Data extracted from a collection:
* * *

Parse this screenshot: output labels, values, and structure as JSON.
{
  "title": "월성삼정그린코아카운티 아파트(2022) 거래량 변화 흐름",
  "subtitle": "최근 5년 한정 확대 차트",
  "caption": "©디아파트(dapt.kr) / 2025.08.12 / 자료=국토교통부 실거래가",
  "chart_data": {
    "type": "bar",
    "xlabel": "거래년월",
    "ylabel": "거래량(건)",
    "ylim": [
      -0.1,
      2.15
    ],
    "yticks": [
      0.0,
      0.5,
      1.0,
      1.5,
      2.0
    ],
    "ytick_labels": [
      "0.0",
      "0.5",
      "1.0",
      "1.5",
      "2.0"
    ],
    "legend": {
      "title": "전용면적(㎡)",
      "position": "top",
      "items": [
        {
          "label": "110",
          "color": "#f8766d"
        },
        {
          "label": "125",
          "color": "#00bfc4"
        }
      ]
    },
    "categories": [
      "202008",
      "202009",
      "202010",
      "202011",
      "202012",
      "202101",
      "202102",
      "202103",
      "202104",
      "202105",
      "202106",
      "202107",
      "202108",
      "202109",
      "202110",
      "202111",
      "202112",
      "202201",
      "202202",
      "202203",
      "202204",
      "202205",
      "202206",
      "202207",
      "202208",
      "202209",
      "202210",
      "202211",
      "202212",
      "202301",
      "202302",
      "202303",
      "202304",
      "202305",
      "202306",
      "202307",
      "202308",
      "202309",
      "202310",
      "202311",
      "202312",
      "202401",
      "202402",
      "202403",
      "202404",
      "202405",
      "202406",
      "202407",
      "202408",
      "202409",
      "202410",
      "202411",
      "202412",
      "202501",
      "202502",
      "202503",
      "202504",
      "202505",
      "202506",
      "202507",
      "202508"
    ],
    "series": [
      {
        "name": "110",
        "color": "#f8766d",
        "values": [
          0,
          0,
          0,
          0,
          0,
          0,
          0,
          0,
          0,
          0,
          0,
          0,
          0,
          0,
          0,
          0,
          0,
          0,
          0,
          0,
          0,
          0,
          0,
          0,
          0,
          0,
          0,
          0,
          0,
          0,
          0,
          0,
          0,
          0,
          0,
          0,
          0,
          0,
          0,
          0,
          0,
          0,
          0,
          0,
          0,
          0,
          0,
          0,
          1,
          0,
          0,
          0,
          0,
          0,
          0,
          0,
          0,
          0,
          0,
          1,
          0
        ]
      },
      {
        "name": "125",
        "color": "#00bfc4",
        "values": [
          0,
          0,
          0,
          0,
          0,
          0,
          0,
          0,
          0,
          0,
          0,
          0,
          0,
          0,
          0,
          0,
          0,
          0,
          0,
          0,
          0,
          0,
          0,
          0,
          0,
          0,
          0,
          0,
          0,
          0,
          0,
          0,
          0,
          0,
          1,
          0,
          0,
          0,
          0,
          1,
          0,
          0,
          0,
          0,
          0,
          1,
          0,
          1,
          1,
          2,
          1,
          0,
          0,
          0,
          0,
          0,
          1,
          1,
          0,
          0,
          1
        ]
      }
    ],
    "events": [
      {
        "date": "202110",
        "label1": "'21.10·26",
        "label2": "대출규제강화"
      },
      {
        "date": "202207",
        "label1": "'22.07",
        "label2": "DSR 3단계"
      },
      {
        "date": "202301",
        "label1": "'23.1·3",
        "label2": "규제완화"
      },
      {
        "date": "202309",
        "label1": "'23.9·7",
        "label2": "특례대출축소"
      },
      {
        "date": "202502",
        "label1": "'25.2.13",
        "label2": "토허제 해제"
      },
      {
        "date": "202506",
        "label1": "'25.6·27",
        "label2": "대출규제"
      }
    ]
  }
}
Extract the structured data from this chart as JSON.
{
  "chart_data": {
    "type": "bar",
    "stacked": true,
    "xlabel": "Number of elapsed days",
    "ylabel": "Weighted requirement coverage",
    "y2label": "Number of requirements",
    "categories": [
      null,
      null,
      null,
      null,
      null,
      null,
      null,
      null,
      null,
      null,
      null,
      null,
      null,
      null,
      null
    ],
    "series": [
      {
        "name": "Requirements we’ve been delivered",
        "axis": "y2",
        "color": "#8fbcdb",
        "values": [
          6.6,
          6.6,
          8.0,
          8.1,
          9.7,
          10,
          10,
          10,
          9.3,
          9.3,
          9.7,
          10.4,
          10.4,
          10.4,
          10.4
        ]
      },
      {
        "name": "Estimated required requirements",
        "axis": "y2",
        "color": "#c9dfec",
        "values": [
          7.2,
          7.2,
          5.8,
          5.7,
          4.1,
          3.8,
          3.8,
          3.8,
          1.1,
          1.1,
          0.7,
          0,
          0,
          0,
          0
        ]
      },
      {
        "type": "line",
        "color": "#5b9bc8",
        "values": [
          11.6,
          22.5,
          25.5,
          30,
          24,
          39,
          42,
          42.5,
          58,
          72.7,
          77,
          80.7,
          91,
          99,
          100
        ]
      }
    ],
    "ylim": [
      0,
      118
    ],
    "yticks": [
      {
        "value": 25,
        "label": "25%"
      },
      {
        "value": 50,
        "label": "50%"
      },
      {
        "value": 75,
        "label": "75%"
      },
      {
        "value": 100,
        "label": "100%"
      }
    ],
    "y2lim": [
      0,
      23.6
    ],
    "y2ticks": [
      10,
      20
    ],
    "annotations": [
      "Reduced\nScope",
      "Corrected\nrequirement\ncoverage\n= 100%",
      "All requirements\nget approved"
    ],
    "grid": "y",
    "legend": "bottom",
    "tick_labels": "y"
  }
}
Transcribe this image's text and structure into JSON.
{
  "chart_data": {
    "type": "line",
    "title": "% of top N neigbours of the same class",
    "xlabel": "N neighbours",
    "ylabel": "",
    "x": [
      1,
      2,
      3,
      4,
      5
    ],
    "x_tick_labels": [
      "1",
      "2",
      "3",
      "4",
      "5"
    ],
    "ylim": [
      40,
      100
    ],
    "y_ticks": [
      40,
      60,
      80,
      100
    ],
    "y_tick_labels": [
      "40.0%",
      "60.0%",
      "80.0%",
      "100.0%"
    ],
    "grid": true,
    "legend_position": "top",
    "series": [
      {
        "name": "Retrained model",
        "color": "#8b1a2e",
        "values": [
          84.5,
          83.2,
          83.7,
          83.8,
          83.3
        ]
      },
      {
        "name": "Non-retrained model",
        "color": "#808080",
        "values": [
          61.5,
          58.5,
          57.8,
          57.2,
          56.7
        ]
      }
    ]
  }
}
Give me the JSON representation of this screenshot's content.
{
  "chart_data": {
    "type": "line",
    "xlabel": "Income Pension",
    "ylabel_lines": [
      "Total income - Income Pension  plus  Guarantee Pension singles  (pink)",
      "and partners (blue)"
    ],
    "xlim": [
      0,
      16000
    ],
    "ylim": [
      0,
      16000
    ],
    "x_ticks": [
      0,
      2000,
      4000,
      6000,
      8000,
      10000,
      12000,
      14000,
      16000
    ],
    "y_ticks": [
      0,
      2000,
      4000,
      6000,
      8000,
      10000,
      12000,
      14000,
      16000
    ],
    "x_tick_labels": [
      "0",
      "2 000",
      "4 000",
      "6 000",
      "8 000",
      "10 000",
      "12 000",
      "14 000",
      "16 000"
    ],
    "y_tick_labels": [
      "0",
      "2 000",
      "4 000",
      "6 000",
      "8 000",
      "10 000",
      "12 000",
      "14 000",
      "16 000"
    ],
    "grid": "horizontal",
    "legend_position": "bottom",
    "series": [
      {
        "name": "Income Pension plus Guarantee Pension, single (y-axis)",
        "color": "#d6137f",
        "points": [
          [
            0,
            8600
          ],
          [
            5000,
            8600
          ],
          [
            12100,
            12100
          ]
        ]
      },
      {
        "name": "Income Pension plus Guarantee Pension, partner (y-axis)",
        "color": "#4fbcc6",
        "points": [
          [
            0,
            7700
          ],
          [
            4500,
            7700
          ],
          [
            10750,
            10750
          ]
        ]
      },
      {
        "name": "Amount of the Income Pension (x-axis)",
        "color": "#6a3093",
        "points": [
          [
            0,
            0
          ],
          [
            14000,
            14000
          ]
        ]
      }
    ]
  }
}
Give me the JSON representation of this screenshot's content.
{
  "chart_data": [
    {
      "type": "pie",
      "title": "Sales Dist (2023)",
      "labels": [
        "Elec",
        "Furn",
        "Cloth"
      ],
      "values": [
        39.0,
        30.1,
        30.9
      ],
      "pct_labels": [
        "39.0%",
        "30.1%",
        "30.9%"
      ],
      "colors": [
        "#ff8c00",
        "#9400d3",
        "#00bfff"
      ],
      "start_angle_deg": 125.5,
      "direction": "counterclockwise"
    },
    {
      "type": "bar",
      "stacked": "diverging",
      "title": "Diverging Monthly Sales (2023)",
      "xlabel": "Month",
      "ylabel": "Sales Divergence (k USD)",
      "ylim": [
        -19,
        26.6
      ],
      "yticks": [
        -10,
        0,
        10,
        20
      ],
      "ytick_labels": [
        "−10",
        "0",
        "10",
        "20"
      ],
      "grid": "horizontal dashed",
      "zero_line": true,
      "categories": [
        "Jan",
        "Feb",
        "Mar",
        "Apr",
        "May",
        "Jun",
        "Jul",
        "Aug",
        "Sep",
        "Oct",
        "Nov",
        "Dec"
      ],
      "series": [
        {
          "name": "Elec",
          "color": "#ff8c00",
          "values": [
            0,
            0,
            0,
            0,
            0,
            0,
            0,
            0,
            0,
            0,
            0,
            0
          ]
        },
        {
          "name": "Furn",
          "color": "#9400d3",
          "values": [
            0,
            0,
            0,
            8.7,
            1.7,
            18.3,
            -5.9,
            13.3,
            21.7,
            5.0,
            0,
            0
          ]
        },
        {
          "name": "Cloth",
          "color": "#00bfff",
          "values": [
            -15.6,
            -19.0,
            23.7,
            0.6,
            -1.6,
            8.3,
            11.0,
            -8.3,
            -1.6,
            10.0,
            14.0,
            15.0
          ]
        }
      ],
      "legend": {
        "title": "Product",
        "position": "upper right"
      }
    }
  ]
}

* * *

Your objective: Across the records, count the lines holding the string "bottom". Give the number and stop.

Finished exercise: 2